| Entries supplied |
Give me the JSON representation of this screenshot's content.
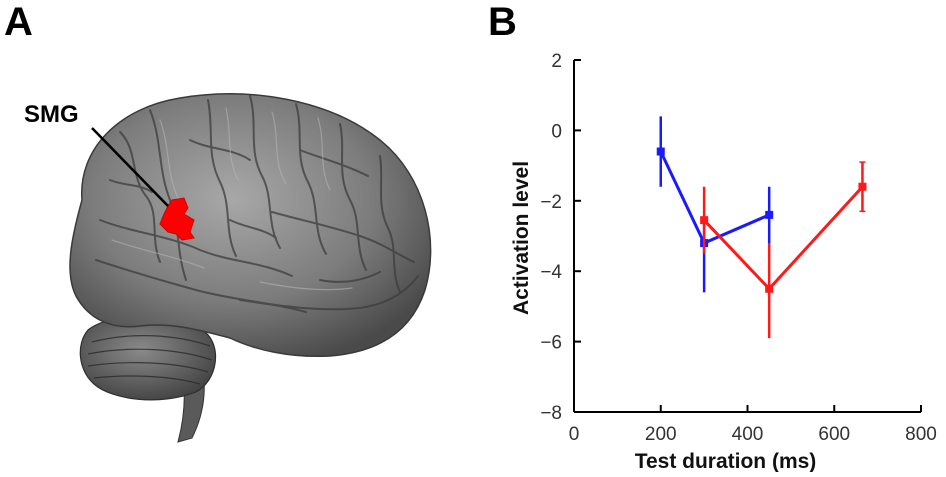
{
  "panels": {
    "a_label": "A",
    "b_label": "B"
  },
  "brain": {
    "region_label": "SMG",
    "region_color": "#ff0000"
  },
  "chart_data": {
    "type": "line",
    "xlabel": "Test duration (ms)",
    "ylabel": "Activation level",
    "xlim": [
      0,
      800
    ],
    "ylim": [
      -8,
      2
    ],
    "xticks": [
      0,
      200,
      400,
      600,
      800
    ],
    "yticks": [
      2,
      0,
      -2,
      -4,
      -6,
      -8
    ],
    "grid": false,
    "series": [
      {
        "color": "#1a1aff",
        "points": [
          {
            "x": 200,
            "y": -0.6,
            "err_low": -1.6,
            "err_high": 0.4
          },
          {
            "x": 300,
            "y": -3.2,
            "err_low": -4.6,
            "err_high": -2.5
          },
          {
            "x": 450,
            "y": -2.4,
            "err_low": -3.2,
            "err_high": -1.6
          }
        ]
      },
      {
        "color": "#ff1a1a",
        "points": [
          {
            "x": 300,
            "y": -2.55,
            "err_low": -3.5,
            "err_high": -1.6
          },
          {
            "x": 450,
            "y": -4.5,
            "err_low": -5.9,
            "err_high": -3.2
          },
          {
            "x": 665,
            "y": -1.6,
            "err_low": -2.3,
            "err_high": -0.9
          }
        ]
      }
    ]
  }
}
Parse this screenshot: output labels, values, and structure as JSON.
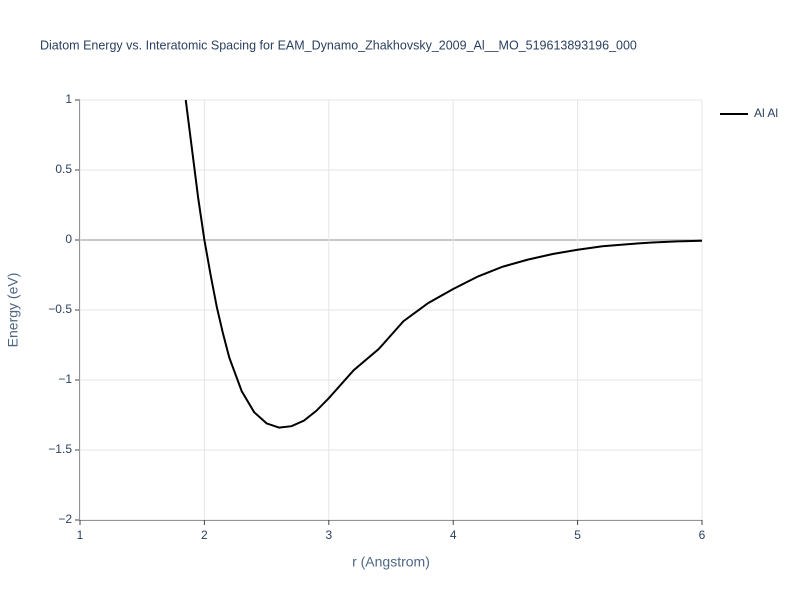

| Task brief |
Each line that holds the word "this" should be extracted from the records.

| Answer |
Give me the JSON representation of this screenshot's content.
Parse this screenshot: output labels, values, and structure as JSON.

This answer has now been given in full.